(Saved entries)
+---+

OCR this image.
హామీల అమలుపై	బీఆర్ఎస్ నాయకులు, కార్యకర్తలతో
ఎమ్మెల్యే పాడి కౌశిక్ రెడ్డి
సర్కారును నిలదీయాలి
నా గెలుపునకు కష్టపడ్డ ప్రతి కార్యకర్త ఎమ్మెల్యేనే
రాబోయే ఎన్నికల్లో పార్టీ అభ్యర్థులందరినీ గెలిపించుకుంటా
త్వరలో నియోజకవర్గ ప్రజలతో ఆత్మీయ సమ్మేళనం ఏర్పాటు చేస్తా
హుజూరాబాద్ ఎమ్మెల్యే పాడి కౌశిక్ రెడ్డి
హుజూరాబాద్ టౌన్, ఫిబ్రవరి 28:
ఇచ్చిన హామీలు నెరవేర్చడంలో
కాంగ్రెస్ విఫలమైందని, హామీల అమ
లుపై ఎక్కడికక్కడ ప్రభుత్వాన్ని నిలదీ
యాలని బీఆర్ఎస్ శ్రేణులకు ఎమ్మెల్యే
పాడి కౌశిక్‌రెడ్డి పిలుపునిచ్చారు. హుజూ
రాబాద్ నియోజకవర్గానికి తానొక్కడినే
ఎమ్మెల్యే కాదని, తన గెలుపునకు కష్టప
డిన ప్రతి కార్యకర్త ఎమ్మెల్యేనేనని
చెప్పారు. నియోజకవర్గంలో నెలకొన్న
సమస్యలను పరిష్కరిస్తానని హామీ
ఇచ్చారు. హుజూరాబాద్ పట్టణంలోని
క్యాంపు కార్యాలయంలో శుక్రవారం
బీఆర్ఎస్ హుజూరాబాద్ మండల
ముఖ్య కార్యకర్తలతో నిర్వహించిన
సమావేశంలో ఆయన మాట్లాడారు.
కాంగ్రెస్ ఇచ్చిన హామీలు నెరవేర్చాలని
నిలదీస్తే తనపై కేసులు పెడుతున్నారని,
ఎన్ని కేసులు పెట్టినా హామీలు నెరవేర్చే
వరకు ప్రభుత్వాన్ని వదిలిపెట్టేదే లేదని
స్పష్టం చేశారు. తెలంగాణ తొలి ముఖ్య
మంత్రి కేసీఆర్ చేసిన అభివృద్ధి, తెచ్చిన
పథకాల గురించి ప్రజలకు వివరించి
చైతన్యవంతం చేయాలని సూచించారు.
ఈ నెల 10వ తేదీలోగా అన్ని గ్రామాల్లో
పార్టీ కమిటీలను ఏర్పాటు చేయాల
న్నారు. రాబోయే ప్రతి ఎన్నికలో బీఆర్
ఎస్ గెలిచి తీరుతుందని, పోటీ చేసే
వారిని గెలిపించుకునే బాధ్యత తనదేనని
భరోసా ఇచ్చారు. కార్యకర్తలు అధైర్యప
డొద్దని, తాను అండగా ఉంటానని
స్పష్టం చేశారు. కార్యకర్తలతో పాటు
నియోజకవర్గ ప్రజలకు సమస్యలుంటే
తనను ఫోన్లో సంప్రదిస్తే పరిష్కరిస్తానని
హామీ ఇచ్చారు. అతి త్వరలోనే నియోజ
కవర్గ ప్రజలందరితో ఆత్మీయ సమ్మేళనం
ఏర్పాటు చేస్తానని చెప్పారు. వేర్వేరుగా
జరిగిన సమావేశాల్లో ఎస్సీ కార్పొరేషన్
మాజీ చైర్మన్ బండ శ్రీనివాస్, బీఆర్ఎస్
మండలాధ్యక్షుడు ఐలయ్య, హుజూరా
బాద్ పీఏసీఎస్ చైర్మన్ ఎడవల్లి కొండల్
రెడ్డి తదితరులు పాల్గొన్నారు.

+---+

--- EXERCISE DESCRIPTION ---
Write out the full set of records exactly as given.

--- RESPONSE TO THIS EXERCISE ---
OCR this image.
హామీల అమలుపై	బీఆర్ఎస్ నాయకులు, కార్యకర్తలతో
ఎమ్మెల్యే పాడి కౌశిక్ రెడ్డి
సర్కారును నిలదీయాలి
నా గెలుపునకు కష్టపడ్డ ప్రతి కార్యకర్త ఎమ్మెల్యేనే
రాబోయే ఎన్నికల్లో పార్టీ అభ్యర్థులందరినీ గెలిపించుకుంటా
త్వరలో నియోజకవర్గ ప్రజలతో ఆత్మీయ సమ్మేళనం ఏర్పాటు చేస్తా
హుజూరాబాద్ ఎమ్మెల్యే పాడి కౌశిక్ రెడ్డి
హుజూరాబాద్ టౌన్, ఫిబ్రవరి 28:
ఇచ్చిన హామీలు నెరవేర్చడంలో
కాంగ్రెస్ విఫలమైందని, హామీల అమ
లుపై ఎక్కడికక్కడ ప్రభుత్వాన్ని నిలదీ
యాలని బీఆర్ఎస్ శ్రేణులకు ఎమ్మెల్యే
పాడి కౌశిక్‌రెడ్డి పిలుపునిచ్చారు. హుజూ
రాబాద్ నియోజకవర్గానికి తానొక్కడినే
ఎమ్మెల్యే కాదని, తన గెలుపునకు కష్టప
డిన ప్రతి కార్యకర్త ఎమ్మెల్యేనేనని
చెప్పారు. నియోజకవర్గంలో నెలకొన్న
సమస్యలను పరిష్కరిస్తానని హామీ
ఇచ్చారు. హుజూరాబాద్ పట్టణంలోని
క్యాంపు కార్యాలయంలో శుక్రవారం
బీఆర్ఎస్ హుజూరాబాద్ మండల
ముఖ్య కార్యకర్తలతో నిర్వహించిన
సమావేశంలో ఆయన మాట్లాడారు.
కాంగ్రెస్ ఇచ్చిన హామీలు నెరవేర్చాలని
నిలదీస్తే తనపై కేసులు పెడుతున్నారని,
ఎన్ని కేసులు పెట్టినా హామీలు నెరవేర్చే
వరకు ప్రభుత్వాన్ని వదిలిపెట్టేదే లేదని
స్పష్టం చేశారు. తెలంగాణ తొలి ముఖ్య
మంత్రి కేసీఆర్ చేసిన అభివృద్ధి, తెచ్చిన
పథకాల గురించి ప్రజలకు వివరించి
చైతన్యవంతం చేయాలని సూచించారు.
ఈ నెల 10వ తేదీలోగా అన్ని గ్రామాల్లో
పార్టీ కమిటీలను ఏర్పాటు చేయాల
న్నారు. రాబోయే ప్రతి ఎన్నికలో బీఆర్
ఎస్ గెలిచి తీరుతుందని, పోటీ చేసే
వారిని గెలిపించుకునే బాధ్యత తనదేనని
భరోసా ఇచ్చారు. కార్యకర్తలు అధైర్యప
డొద్దని, తాను అండగా ఉంటానని
స్పష్టం చేశారు. కార్యకర్తలతో పాటు
నియోజకవర్గ ప్రజలకు సమస్యలుంటే
తనను ఫోన్లో సంప్రదిస్తే పరిష్కరిస్తానని
హామీ ఇచ్చారు. అతి త్వరలోనే నియోజ
కవర్గ ప్రజలందరితో ఆత్మీయ సమ్మేళనం
ఏర్పాటు చేస్తానని చెప్పారు. వేర్వేరుగా
జరిగిన సమావేశాల్లో ఎస్సీ కార్పొరేషన్
మాజీ చైర్మన్ బండ శ్రీనివాస్, బీఆర్ఎస్
మండలాధ్యక్షుడు ఐలయ్య, హుజూరా
బాద్ పీఏసీఎస్ చైర్మన్ ఎడవల్లి కొండల్
రెడ్డి తదితరులు పాల్గొన్నారు.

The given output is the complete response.